(Records contained in a dataset)
((
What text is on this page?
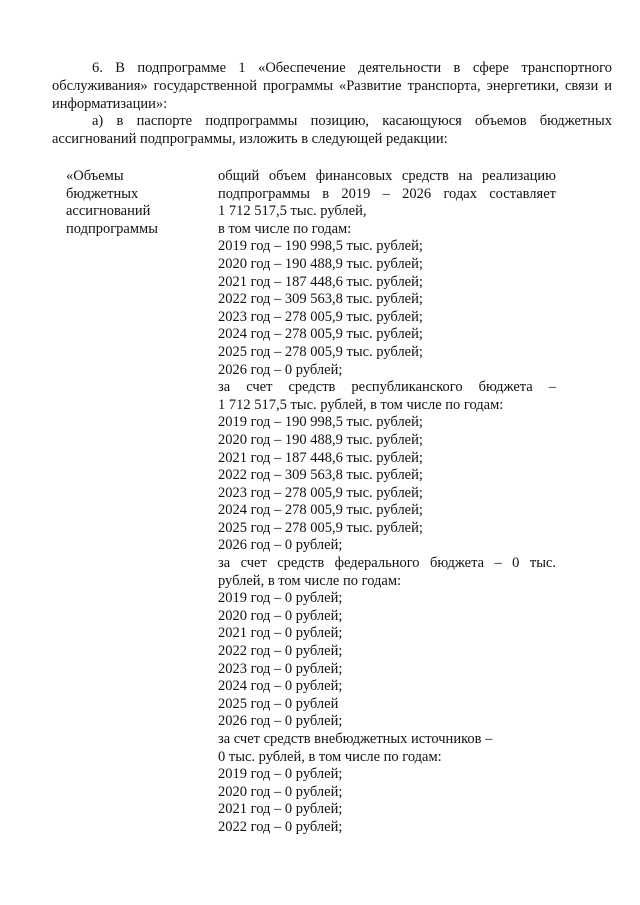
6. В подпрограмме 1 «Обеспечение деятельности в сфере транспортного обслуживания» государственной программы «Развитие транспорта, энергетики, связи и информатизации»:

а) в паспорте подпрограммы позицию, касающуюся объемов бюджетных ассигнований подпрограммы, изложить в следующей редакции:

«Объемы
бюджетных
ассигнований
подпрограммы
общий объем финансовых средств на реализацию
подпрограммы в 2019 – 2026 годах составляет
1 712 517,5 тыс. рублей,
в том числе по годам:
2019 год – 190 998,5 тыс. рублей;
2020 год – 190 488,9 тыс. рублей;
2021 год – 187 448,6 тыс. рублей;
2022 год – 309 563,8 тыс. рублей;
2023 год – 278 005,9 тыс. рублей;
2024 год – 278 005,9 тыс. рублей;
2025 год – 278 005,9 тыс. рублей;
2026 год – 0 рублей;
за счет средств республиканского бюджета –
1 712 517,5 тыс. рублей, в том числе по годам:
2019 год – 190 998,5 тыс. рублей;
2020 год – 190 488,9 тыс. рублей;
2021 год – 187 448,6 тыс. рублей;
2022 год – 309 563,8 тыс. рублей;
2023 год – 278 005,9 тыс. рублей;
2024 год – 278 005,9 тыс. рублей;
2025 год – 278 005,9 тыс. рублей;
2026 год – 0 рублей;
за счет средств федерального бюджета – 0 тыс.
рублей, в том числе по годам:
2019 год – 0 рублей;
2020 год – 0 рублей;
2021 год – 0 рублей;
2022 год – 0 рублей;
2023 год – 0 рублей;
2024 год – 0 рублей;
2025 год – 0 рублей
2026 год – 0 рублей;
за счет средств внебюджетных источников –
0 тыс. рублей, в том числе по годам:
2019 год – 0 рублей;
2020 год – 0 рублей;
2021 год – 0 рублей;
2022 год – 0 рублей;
))
((
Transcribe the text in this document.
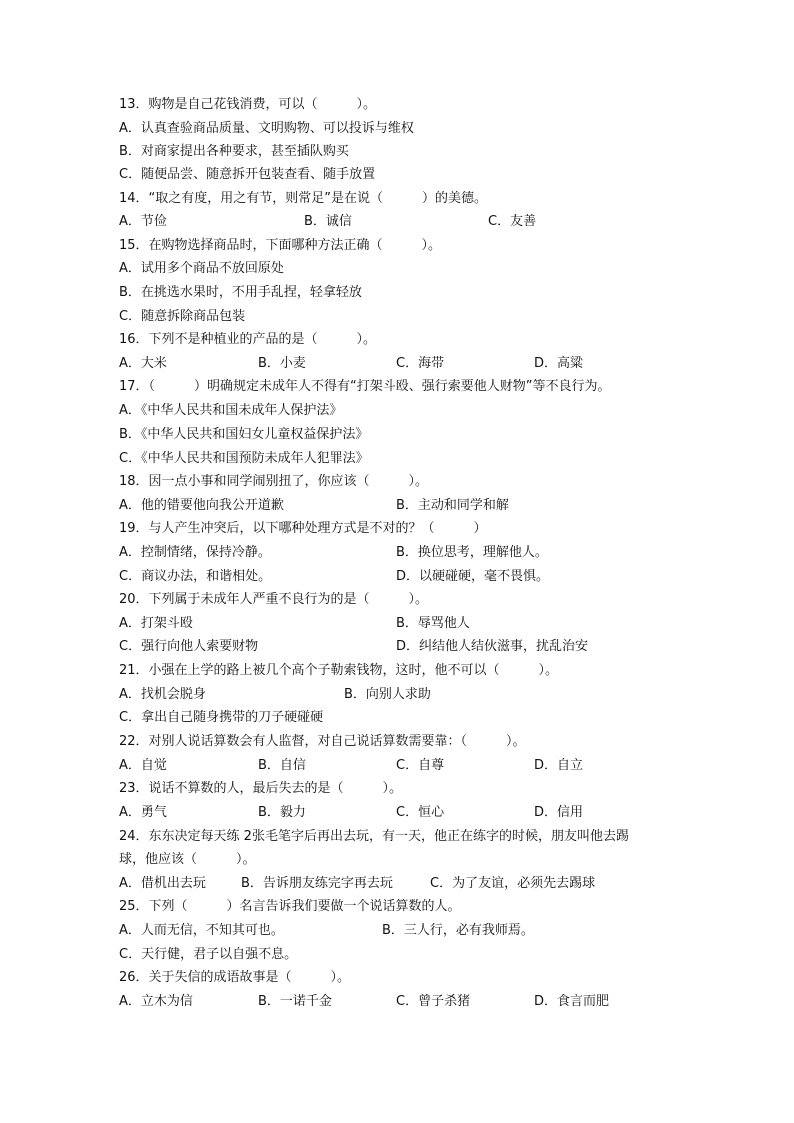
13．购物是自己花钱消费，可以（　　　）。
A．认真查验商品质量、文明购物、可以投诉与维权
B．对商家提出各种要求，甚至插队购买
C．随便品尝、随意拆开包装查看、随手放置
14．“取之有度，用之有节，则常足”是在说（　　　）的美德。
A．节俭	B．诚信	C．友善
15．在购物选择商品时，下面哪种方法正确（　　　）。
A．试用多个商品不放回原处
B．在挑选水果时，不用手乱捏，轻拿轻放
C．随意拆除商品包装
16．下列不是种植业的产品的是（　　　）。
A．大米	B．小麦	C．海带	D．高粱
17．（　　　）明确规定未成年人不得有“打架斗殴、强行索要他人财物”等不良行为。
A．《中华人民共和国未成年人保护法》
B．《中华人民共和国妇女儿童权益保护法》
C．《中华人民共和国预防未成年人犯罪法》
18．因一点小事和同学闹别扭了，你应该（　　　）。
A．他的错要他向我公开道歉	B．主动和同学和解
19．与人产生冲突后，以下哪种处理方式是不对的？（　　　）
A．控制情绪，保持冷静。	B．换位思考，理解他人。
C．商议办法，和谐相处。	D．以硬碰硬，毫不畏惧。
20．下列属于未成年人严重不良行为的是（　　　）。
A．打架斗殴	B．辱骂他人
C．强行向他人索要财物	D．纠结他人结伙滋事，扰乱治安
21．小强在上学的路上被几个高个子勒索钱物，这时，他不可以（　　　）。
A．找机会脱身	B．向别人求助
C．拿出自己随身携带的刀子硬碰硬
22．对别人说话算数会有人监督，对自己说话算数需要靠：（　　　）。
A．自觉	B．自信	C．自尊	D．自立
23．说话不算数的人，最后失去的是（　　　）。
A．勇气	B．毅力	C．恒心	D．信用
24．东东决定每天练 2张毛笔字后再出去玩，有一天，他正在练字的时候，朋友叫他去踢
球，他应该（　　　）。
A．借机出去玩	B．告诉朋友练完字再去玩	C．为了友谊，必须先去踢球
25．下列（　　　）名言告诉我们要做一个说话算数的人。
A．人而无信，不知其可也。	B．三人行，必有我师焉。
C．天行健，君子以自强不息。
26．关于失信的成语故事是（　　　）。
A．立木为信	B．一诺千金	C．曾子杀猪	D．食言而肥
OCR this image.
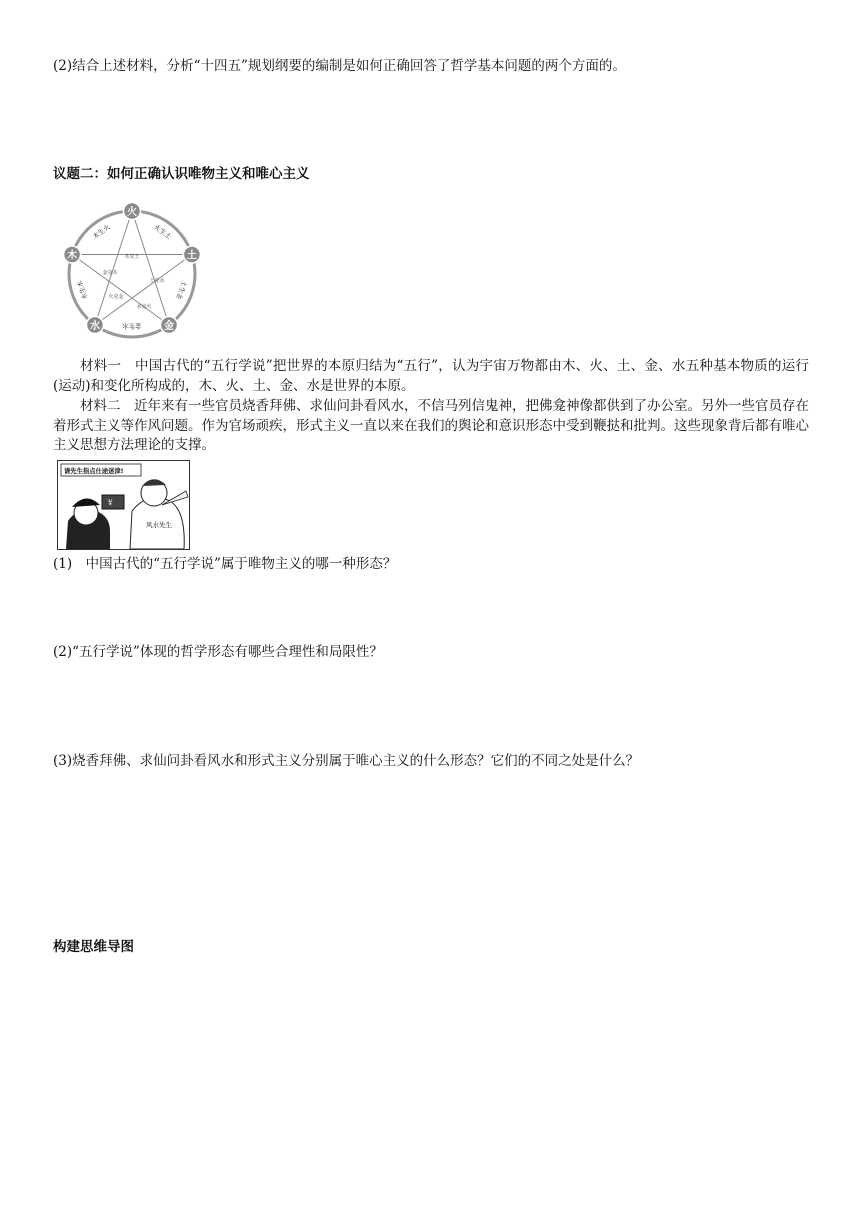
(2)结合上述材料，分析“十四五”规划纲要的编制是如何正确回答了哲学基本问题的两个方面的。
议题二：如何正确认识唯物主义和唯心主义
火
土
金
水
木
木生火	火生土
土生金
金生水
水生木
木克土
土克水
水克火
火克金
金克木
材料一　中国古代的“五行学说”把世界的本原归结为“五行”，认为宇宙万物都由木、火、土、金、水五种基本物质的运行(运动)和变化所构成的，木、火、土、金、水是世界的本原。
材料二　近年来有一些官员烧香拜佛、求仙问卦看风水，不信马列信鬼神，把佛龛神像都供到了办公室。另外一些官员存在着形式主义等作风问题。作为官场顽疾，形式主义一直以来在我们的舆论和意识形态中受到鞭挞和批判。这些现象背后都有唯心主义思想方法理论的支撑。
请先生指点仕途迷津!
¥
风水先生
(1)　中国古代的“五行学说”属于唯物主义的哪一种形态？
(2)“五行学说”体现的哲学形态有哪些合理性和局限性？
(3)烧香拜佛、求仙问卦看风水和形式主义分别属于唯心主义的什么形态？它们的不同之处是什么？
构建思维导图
))
- **Aim of the task**: From the entries above, list each line with "годам" in it.

- **The reply**:
в том числе по годам:
1 712 517,5 тыс. рублей, в том числе по годам:
рублей, в том числе по годам:
0 тыс. рублей, в том числе по годам:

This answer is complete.